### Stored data
============
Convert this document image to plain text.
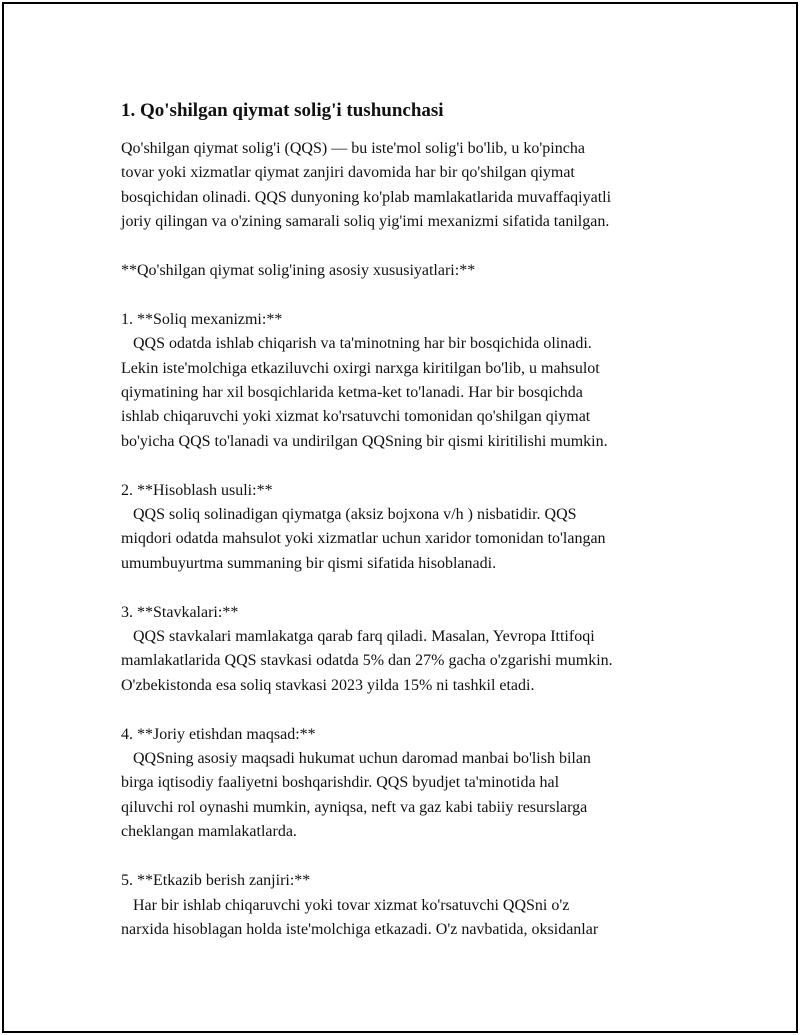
1. Qo'shilgan qiymat solig'i tushunchasi
Qo'shilgan qiymat solig'i (QQS) — bu iste'mol solig'i bo'lib, u ko'pincha
tovar yoki xizmatlar qiymat zanjiri davomida har bir qo'shilgan qiymat
bosqichidan olinadi. QQS dunyoning ko'plab mamlakatlarida muvaffaqiyatli
joriy qilingan va o'zining samarali soliq yig'imi mexanizmi sifatida tanilgan.
**Qo'shilgan qiymat solig'ining asosiy xususiyatlari:**
1. **Soliq mexanizmi:**
QQS odatda ishlab chiqarish va ta'minotning har bir bosqichida olinadi.
Lekin iste'molchiga etkaziluvchi oxirgi narxga kiritilgan bo'lib, u mahsulot
qiymatining har xil bosqichlarida ketma-ket to'lanadi. Har bir bosqichda
ishlab chiqaruvchi yoki xizmat ko'rsatuvchi tomonidan qo'shilgan qiymat
bo'yicha QQS to'lanadi va undirilgan QQSning bir qismi kiritilishi mumkin.
2. **Hisoblash usuli:**
QQS soliq solinadigan qiymatga (aksiz bojxona v/h ) nisbatidir. QQS
miqdori odatda mahsulot yoki xizmatlar uchun xaridor tomonidan to'langan
umumbuyurtma summaning bir qismi sifatida hisoblanadi.
3. **Stavkalari:**
QQS stavkalari mamlakatga qarab farq qiladi. Masalan, Yevropa Ittifoqi
mamlakatlarida QQS stavkasi odatda 5% dan 27% gacha o'zgarishi mumkin.
O'zbekistonda esa soliq stavkasi 2023 yilda 15% ni tashkil etadi.
4. **Joriy etishdan maqsad:**
QQSning asosiy maqsadi hukumat uchun daromad manbai bo'lish bilan
birga iqtisodiy faaliyetni boshqarishdir. QQS byudjet ta'minotida hal
qiluvchi rol oynashi mumkin, ayniqsa, neft va gaz kabi tabiiy resurslarga
cheklangan mamlakatlarda.
5. **Etkazib berish zanjiri:**
Har bir ishlab chiqaruvchi yoki tovar xizmat ko'rsatuvchi QQSni o'z
narxida hisoblagan holda iste'molchiga etkazadi. O'z navbatida, oksidanlar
============
### Requirements
Determine how many lines contain the word "tovar" and reply with that number alone.

### Answer to the task
2